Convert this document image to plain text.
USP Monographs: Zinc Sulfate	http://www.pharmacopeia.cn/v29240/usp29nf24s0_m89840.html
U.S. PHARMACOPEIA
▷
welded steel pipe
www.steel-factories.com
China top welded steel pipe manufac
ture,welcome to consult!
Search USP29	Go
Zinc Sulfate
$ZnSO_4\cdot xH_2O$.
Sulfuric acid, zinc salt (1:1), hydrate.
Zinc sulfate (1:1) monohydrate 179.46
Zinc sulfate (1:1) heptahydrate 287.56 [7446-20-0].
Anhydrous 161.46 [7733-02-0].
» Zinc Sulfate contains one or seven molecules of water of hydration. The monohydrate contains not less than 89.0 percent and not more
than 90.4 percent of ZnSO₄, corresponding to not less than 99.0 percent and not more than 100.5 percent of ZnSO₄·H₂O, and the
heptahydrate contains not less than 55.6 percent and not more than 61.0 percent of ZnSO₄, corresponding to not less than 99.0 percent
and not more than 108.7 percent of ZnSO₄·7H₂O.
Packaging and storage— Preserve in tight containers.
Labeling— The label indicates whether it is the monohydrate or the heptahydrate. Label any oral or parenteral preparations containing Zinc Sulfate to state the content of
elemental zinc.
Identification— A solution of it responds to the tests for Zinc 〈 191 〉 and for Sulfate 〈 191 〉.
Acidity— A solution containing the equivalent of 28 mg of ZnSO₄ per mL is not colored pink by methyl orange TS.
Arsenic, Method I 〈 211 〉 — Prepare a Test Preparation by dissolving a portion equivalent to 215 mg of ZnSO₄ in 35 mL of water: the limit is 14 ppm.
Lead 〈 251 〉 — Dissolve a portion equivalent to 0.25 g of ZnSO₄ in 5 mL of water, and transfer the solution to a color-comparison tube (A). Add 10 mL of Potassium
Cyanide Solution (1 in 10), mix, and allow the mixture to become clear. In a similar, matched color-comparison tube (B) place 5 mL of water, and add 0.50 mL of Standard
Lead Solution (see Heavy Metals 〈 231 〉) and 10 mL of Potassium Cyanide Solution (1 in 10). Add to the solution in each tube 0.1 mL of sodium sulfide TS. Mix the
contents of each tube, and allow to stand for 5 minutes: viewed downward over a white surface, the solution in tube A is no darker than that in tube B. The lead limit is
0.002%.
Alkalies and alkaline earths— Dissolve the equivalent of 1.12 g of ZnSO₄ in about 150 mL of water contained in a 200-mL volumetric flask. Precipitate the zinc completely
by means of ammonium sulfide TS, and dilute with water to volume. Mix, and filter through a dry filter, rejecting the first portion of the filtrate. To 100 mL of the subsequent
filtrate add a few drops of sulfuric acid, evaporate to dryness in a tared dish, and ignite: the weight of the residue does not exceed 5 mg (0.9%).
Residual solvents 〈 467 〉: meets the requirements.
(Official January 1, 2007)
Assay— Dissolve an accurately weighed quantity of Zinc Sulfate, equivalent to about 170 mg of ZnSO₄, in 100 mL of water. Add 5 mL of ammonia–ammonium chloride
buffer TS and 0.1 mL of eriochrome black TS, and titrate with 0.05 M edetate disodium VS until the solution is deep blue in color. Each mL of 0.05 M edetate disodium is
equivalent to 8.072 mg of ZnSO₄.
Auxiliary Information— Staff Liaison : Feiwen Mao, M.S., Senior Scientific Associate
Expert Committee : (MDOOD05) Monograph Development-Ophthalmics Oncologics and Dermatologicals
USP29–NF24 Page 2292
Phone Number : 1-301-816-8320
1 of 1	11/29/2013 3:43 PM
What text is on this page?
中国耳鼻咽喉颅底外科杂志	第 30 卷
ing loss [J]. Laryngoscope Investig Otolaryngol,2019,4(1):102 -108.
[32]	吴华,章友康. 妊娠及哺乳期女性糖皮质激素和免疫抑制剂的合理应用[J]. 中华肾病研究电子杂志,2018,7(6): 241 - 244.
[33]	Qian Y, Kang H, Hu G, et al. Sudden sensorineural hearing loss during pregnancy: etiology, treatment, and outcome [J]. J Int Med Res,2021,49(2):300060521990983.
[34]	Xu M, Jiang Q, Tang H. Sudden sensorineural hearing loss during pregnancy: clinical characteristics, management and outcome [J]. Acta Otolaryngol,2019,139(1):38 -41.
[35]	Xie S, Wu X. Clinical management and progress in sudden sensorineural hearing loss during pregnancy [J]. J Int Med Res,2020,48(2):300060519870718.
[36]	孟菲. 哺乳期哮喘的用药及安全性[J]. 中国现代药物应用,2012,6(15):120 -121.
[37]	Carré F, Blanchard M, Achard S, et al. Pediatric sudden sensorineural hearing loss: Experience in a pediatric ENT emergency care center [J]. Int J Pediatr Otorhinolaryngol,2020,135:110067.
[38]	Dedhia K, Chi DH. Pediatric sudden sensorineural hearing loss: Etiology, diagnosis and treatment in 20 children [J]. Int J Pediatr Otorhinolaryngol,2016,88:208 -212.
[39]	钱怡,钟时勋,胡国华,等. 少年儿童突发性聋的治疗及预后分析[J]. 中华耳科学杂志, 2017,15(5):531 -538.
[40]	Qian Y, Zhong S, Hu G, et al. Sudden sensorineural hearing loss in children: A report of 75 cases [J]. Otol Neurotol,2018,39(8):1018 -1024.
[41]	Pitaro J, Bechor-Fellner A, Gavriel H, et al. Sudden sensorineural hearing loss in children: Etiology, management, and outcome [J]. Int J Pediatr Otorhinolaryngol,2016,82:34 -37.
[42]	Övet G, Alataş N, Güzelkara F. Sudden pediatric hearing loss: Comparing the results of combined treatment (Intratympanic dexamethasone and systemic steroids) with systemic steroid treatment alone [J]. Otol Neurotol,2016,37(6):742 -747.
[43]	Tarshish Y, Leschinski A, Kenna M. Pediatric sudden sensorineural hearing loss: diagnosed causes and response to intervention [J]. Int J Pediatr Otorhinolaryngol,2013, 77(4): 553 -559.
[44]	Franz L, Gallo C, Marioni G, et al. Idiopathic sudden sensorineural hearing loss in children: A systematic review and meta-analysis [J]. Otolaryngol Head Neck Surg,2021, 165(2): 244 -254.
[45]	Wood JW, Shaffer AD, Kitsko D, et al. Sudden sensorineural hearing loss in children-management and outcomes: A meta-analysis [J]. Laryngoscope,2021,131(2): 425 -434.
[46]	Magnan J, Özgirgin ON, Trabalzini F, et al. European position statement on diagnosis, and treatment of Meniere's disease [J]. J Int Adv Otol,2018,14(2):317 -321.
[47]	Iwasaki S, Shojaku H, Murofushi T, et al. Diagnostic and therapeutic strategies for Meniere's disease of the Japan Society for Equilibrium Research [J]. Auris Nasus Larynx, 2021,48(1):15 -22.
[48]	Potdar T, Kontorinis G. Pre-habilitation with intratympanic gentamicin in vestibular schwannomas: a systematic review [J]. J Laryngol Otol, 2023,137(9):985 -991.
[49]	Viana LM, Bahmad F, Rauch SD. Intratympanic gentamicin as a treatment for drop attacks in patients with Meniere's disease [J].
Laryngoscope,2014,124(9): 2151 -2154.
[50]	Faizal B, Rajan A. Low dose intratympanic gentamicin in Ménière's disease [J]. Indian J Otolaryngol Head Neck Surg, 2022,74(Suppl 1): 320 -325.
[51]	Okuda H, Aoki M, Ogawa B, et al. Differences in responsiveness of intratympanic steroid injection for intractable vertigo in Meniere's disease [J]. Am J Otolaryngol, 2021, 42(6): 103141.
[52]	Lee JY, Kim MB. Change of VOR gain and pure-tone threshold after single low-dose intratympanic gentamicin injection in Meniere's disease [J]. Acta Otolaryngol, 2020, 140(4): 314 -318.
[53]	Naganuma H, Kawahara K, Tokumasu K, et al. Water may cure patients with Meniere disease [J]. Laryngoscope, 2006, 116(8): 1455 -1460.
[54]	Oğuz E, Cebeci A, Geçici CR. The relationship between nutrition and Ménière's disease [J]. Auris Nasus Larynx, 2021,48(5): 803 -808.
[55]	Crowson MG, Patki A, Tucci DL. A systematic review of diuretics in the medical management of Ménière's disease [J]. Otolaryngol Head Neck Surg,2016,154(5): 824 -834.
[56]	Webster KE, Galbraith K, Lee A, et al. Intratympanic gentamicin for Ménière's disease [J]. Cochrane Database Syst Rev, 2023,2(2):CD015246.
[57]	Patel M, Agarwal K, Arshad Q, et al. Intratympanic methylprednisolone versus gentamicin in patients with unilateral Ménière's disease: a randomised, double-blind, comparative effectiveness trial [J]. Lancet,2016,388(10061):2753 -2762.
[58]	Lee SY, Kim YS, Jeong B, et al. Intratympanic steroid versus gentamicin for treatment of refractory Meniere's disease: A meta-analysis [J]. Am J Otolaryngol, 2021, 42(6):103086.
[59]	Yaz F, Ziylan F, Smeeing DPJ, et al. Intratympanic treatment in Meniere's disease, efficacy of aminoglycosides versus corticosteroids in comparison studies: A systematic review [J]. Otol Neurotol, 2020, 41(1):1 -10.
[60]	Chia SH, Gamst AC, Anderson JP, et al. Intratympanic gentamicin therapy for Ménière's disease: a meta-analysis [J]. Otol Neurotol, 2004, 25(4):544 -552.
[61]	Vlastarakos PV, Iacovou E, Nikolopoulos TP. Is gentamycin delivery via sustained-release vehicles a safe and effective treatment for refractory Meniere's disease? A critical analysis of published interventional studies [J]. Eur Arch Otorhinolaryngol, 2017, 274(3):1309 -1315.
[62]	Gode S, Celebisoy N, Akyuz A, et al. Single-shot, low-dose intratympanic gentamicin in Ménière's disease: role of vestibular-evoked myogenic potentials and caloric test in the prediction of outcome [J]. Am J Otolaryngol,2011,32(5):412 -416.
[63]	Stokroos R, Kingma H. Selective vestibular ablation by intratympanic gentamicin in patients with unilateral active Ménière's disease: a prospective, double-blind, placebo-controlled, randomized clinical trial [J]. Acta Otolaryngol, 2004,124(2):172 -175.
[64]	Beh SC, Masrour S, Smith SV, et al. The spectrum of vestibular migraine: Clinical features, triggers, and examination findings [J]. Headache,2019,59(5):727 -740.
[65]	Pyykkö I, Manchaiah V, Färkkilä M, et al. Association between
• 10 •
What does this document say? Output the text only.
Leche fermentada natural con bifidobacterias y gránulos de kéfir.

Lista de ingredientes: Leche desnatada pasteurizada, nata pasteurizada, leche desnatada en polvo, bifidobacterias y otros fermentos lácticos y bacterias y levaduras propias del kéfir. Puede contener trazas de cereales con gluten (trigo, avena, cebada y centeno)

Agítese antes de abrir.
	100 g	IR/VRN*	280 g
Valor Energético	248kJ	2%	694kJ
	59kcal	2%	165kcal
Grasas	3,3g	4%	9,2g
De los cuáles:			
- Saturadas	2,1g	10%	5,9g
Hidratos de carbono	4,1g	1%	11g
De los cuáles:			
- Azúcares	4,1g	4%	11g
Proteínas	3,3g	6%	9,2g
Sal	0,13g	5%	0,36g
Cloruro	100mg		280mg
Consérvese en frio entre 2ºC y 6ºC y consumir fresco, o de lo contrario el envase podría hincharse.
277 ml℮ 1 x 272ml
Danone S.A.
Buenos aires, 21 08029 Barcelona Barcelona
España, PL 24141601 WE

**TASK**
Look for the string "document" in the listing above and copy every line holding it.

**RESPONSE**
Convert this document image to plain text.
What does this document say? Output the text only.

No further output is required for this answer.